From the entries below, please gather each line containing the string "this".

┄┄┄┄┄┄┄┄┄┄┄┄┄┄┄┄┄┄┄┄

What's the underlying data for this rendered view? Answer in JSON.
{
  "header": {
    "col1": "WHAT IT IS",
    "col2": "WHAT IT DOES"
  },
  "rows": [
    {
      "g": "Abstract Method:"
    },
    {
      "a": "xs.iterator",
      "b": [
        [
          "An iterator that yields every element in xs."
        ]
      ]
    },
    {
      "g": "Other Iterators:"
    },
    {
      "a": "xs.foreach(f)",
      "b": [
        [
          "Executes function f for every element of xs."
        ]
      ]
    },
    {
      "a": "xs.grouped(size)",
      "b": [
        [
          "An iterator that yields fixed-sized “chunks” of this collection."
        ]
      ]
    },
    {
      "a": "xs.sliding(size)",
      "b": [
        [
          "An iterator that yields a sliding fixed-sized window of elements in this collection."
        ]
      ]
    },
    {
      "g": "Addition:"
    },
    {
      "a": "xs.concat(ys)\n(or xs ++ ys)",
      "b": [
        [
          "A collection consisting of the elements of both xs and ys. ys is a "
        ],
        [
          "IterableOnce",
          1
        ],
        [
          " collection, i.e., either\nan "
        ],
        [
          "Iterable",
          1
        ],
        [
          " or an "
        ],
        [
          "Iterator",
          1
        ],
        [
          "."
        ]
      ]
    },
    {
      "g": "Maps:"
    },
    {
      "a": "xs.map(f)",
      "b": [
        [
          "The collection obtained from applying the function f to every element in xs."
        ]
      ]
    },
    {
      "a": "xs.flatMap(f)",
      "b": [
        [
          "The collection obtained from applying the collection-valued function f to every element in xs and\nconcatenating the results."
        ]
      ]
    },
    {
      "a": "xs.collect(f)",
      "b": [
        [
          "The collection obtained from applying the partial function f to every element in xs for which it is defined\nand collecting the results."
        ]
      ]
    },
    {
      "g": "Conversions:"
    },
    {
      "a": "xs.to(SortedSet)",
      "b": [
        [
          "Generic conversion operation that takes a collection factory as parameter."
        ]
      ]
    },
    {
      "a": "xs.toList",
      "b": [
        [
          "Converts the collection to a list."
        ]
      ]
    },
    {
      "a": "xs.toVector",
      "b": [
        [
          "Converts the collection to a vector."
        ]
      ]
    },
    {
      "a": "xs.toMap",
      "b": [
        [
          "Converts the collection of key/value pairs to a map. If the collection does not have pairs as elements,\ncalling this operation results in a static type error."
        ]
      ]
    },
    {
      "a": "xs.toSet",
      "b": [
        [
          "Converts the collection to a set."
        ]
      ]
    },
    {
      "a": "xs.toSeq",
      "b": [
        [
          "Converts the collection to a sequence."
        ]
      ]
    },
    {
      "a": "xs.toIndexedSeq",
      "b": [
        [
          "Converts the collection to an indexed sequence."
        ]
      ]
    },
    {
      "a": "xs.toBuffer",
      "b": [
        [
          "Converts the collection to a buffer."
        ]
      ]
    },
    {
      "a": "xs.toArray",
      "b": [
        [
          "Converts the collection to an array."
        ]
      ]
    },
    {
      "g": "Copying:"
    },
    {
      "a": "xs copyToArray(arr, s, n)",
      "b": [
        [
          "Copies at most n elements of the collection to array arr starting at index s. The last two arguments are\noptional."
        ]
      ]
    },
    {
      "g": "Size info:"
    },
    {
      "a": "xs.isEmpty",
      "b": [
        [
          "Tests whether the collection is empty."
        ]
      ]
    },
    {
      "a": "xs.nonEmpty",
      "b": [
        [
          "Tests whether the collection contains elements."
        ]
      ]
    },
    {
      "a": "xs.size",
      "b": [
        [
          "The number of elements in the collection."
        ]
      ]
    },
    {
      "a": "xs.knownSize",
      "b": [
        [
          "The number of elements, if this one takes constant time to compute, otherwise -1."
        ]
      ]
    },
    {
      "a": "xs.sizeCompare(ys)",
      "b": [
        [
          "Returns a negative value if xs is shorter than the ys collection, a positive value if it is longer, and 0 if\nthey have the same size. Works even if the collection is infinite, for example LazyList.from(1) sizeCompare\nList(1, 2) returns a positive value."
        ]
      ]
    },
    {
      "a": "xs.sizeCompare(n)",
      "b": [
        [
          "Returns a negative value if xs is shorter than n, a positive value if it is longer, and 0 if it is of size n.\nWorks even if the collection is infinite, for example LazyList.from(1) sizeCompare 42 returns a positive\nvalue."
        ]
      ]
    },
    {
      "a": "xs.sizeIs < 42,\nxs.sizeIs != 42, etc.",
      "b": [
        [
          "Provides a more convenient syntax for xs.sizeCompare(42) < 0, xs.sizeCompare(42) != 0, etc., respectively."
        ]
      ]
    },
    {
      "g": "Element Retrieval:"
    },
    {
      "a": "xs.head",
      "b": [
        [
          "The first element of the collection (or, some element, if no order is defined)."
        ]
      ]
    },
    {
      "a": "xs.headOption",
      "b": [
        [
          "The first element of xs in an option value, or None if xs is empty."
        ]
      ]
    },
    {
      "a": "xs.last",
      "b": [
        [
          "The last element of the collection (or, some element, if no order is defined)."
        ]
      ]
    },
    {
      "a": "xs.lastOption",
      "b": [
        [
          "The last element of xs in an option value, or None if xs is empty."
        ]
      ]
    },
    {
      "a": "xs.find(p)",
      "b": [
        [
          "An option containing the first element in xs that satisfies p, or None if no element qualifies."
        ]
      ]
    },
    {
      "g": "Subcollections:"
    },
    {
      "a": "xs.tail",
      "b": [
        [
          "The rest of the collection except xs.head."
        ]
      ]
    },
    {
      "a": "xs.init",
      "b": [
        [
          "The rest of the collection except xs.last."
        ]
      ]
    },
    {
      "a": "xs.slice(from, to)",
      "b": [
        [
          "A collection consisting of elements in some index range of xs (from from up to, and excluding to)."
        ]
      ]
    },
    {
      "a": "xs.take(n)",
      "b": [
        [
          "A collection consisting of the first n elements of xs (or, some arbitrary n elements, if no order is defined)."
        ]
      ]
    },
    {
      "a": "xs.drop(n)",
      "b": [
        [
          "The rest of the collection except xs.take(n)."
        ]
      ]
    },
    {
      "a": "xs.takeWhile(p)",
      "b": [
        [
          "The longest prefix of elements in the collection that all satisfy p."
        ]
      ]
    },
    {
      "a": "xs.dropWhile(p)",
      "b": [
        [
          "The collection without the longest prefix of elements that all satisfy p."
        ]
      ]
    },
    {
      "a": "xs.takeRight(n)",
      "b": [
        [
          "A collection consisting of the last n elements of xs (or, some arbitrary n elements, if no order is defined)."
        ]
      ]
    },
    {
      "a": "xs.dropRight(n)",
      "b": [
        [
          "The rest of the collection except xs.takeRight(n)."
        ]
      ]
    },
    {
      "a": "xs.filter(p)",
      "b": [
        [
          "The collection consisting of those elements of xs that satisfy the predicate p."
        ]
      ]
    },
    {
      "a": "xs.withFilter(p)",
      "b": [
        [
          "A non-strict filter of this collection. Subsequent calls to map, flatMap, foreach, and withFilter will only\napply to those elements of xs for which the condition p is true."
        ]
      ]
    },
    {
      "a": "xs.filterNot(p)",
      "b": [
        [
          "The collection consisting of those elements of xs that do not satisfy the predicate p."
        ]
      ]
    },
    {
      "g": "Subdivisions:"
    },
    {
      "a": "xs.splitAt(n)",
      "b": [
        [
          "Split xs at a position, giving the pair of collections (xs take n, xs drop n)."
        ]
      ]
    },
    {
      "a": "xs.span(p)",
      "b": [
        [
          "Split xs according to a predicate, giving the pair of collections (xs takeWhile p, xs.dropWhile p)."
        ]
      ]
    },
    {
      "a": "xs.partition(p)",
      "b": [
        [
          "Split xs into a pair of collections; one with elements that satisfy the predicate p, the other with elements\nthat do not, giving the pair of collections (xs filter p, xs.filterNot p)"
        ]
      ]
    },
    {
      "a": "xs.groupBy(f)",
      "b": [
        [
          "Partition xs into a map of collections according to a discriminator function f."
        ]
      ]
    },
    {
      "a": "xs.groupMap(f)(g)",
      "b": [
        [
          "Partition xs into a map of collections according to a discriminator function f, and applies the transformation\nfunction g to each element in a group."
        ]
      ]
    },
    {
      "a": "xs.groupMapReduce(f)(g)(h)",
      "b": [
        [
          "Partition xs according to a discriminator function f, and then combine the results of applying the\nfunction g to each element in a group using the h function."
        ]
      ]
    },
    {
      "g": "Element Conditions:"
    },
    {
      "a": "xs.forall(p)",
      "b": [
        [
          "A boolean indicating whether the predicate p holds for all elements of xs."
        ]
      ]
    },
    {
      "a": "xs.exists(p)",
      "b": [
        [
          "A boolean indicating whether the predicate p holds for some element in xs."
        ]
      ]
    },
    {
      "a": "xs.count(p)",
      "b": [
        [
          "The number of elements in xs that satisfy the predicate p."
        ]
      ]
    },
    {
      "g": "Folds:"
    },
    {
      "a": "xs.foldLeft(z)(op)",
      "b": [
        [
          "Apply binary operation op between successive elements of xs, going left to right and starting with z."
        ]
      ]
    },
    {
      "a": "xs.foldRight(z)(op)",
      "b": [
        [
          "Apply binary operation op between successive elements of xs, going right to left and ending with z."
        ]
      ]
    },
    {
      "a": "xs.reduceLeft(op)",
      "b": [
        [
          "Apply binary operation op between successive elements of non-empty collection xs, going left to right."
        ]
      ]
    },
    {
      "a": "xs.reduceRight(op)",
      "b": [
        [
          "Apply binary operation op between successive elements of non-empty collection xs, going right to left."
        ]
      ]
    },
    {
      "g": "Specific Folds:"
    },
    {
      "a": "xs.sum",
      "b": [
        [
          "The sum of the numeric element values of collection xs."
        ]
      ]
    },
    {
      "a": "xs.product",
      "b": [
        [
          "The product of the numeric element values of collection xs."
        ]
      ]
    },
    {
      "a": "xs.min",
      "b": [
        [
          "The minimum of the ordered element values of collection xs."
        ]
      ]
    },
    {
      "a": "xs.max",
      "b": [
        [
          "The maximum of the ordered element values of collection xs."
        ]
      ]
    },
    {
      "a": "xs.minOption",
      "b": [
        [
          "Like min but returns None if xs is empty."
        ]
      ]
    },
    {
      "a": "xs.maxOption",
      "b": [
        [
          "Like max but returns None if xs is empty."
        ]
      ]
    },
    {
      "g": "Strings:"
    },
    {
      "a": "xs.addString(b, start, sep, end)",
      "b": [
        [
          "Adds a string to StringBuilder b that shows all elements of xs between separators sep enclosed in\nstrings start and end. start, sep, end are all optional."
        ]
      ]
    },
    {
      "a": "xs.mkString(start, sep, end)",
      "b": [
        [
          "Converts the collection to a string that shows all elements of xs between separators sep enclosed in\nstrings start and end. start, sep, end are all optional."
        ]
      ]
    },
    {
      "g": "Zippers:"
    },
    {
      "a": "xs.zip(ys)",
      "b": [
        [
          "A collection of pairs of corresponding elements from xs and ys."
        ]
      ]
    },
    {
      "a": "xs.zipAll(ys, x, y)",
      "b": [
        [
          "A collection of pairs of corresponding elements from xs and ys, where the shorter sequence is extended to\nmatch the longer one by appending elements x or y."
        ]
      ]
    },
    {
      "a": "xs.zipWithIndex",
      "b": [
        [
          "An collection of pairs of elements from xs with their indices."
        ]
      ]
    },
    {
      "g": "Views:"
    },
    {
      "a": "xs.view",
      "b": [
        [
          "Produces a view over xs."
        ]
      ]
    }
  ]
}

┄┄┄┄┄┄┄┄┄┄┄┄┄┄┄┄┄┄┄┄

**The response:**
What's the underlying data for this rendered view? Answer in JSON.
          "An iterator that yields fixed-sized “chunks” of this collection."
          "An iterator that yields a sliding fixed-sized window of elements in this collection."
          "Converts the collection of key/value pairs to a map. If the collection does not have pairs as elements,\ncalling this operation results in a static type error."
          "The number of elements, if this one takes constant time to compute, otherwise -1."
          "A non-strict filter of this collection. Subsequent calls to map, flatMap, foreach, and withFilter will only\napply to those elements of xs for which the condition p is true."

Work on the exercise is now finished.